**Short problem**
From the entries below, copy every line where the string "Adjust" appears.

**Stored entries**
==============================

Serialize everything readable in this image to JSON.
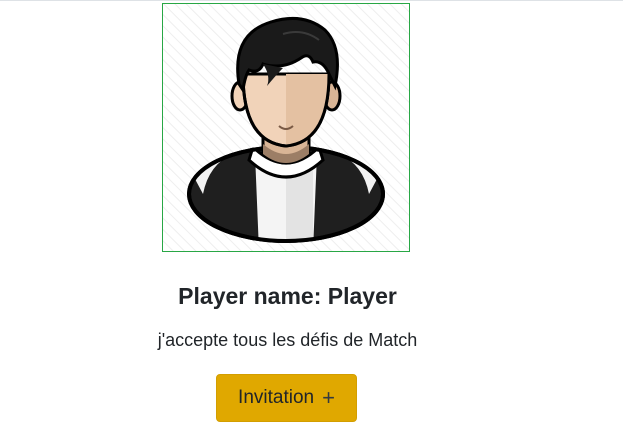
{
  "player": {
    "title": "Player name: Player",
    "description": "j'accepte tous les défis de Match",
    "avatar_icon": "male-avatar-icon"
  },
  "actions": {
    "invite_label": "Invitation",
    "invite_icon": "plus-icon",
    "invite_icon_glyph": "+"
  },
  "colors": {
    "avatar_border": "#28a745",
    "button_bg": "#e0a800"
  }
}
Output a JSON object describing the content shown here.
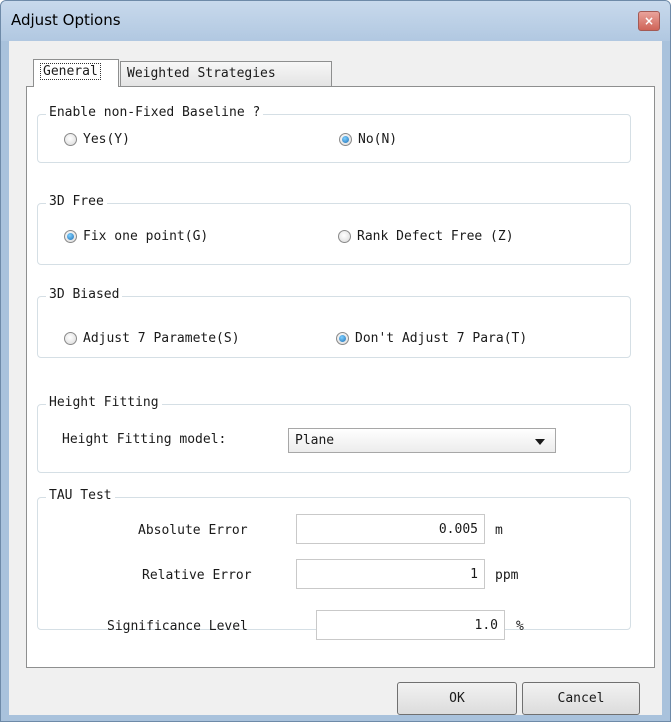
{
  "window": {
    "title": "Adjust Options",
    "close_glyph": "×"
  },
  "tabs": [
    {
      "label": "General",
      "active": true
    },
    {
      "label": "Weighted Strategies",
      "active": false
    }
  ],
  "groups": {
    "non_fixed_baseline": {
      "title": "Enable non-Fixed Baseline ?",
      "options": [
        {
          "label": "Yes(Y)",
          "checked": false
        },
        {
          "label": "No(N)",
          "checked": true
        }
      ]
    },
    "free_3d": {
      "title": "3D Free",
      "options": [
        {
          "label": "Fix one point(G)",
          "checked": true
        },
        {
          "label": "Rank Defect Free (Z)",
          "checked": false
        }
      ]
    },
    "biased_3d": {
      "title": "3D Biased",
      "options": [
        {
          "label": "Adjust 7 Paramete(S)",
          "checked": false
        },
        {
          "label": "Don't Adjust 7 Para(T)",
          "checked": true
        }
      ]
    },
    "height_fitting": {
      "title": "Height Fitting",
      "model_label": "Height Fitting model:",
      "model_value": "Plane"
    },
    "tau_test": {
      "title": "TAU Test",
      "absolute_error_label": "Absolute Error",
      "absolute_error_value": "0.005",
      "absolute_error_unit": "m",
      "relative_error_label": "Relative Error",
      "relative_error_value": "1",
      "relative_error_unit": "ppm"
    }
  },
  "significance": {
    "label": "Significance Level",
    "value": "1.0",
    "unit": "%"
  },
  "buttons": {
    "ok": "OK",
    "cancel": "Cancel"
  }
}
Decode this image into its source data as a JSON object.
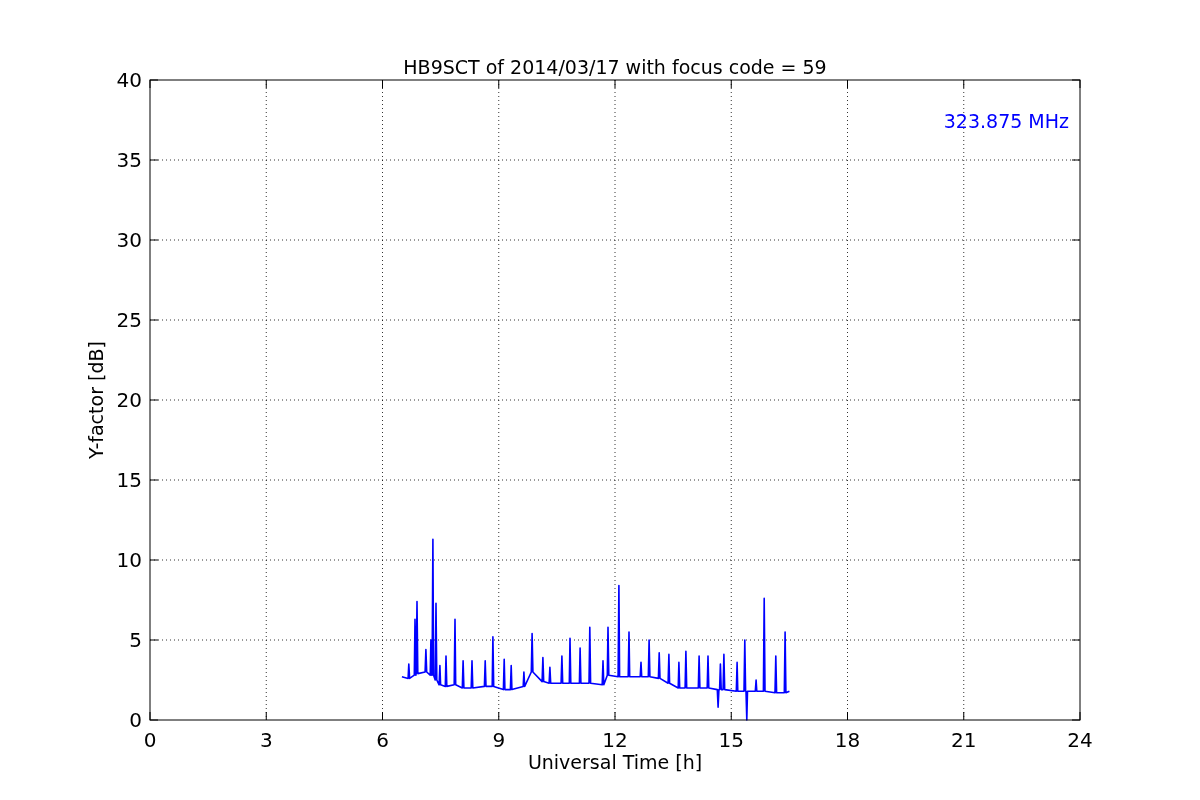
{
  "chart_data": {
    "type": "line",
    "title": "HB9SCT of 2014/03/17 with focus code = 59",
    "xlabel": "Universal Time [h]",
    "ylabel": "Y-factor [dB]",
    "grid": true,
    "xlim": [
      0,
      24
    ],
    "ylim": [
      0,
      40
    ],
    "xticks": [
      0,
      3,
      6,
      9,
      12,
      15,
      18,
      21,
      24
    ],
    "yticks": [
      0,
      5,
      10,
      15,
      20,
      25,
      30,
      35,
      40
    ],
    "x": [
      6.5,
      6.66,
      6.68,
      6.7,
      6.82,
      6.84,
      6.86,
      6.87,
      6.89,
      6.91,
      7.1,
      7.12,
      7.14,
      7.23,
      7.25,
      7.27,
      7.28,
      7.3,
      7.32,
      7.36,
      7.38,
      7.4,
      7.46,
      7.48,
      7.5,
      7.62,
      7.64,
      7.66,
      7.85,
      7.87,
      7.89,
      8.06,
      8.08,
      8.1,
      8.29,
      8.31,
      8.33,
      8.63,
      8.65,
      8.67,
      8.83,
      8.85,
      8.87,
      9.12,
      9.14,
      9.16,
      9.3,
      9.32,
      9.34,
      9.63,
      9.65,
      9.67,
      9.84,
      9.86,
      9.88,
      10.12,
      10.14,
      10.16,
      10.3,
      10.32,
      10.34,
      10.61,
      10.63,
      10.65,
      10.82,
      10.84,
      10.86,
      11.08,
      11.1,
      11.12,
      11.33,
      11.35,
      11.37,
      11.67,
      11.69,
      11.71,
      11.8,
      11.82,
      11.84,
      12.08,
      12.1,
      12.12,
      12.34,
      12.36,
      12.38,
      12.65,
      12.67,
      12.69,
      12.86,
      12.88,
      12.9,
      13.12,
      13.14,
      13.16,
      13.37,
      13.39,
      13.41,
      13.63,
      13.65,
      13.67,
      13.81,
      13.83,
      13.85,
      14.15,
      14.17,
      14.19,
      14.38,
      14.4,
      14.42,
      14.64,
      14.66,
      14.68,
      14.7,
      14.72,
      14.74,
      14.79,
      14.81,
      14.83,
      15.13,
      15.15,
      15.17,
      15.33,
      15.35,
      15.37,
      15.38,
      15.4,
      15.42,
      15.62,
      15.64,
      15.66,
      15.83,
      15.85,
      15.87,
      16.13,
      16.15,
      16.17,
      16.37,
      16.39,
      16.41,
      16.5
    ],
    "series": [
      {
        "name": "323.875 MHz",
        "color": "#0000ff",
        "values": [
          2.7,
          2.6,
          3.5,
          2.6,
          2.8,
          6.3,
          2.8,
          2.9,
          7.4,
          2.9,
          3.0,
          4.4,
          3.0,
          2.8,
          5.0,
          2.8,
          2.8,
          11.3,
          2.8,
          2.5,
          7.3,
          2.5,
          2.2,
          3.4,
          2.2,
          2.1,
          4.0,
          2.1,
          2.2,
          6.3,
          2.2,
          2.0,
          3.7,
          2.0,
          2.0,
          3.7,
          2.0,
          2.1,
          3.7,
          2.1,
          2.1,
          5.2,
          2.1,
          1.9,
          3.8,
          1.9,
          1.9,
          3.4,
          1.9,
          2.1,
          3.0,
          2.1,
          3.0,
          5.4,
          3.0,
          2.4,
          3.9,
          2.4,
          2.3,
          3.3,
          2.3,
          2.3,
          4.0,
          2.3,
          2.3,
          5.1,
          2.3,
          2.3,
          4.5,
          2.3,
          2.3,
          5.8,
          2.3,
          2.2,
          3.7,
          2.2,
          2.8,
          5.8,
          2.8,
          2.7,
          8.4,
          2.7,
          2.7,
          5.5,
          2.7,
          2.7,
          3.6,
          2.7,
          2.7,
          5.0,
          2.7,
          2.6,
          4.2,
          2.6,
          2.3,
          4.1,
          2.3,
          2.0,
          3.6,
          2.0,
          2.0,
          4.3,
          2.0,
          2.0,
          4.0,
          2.0,
          2.0,
          4.0,
          2.0,
          1.9,
          0.8,
          1.9,
          1.9,
          3.5,
          1.9,
          1.9,
          4.1,
          1.9,
          1.8,
          3.6,
          1.8,
          1.8,
          5.0,
          1.8,
          1.8,
          0.0,
          1.8,
          1.8,
          2.5,
          1.8,
          1.8,
          7.6,
          1.8,
          1.7,
          4.0,
          1.7,
          1.7,
          5.5,
          1.7,
          1.8
        ]
      }
    ]
  }
}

==============================

**Output for this task**
    "title": "Adjust Options",
          "label": "Adjust 7 Paramete(S)",
          "label": "Don't Adjust 7 Para(T)",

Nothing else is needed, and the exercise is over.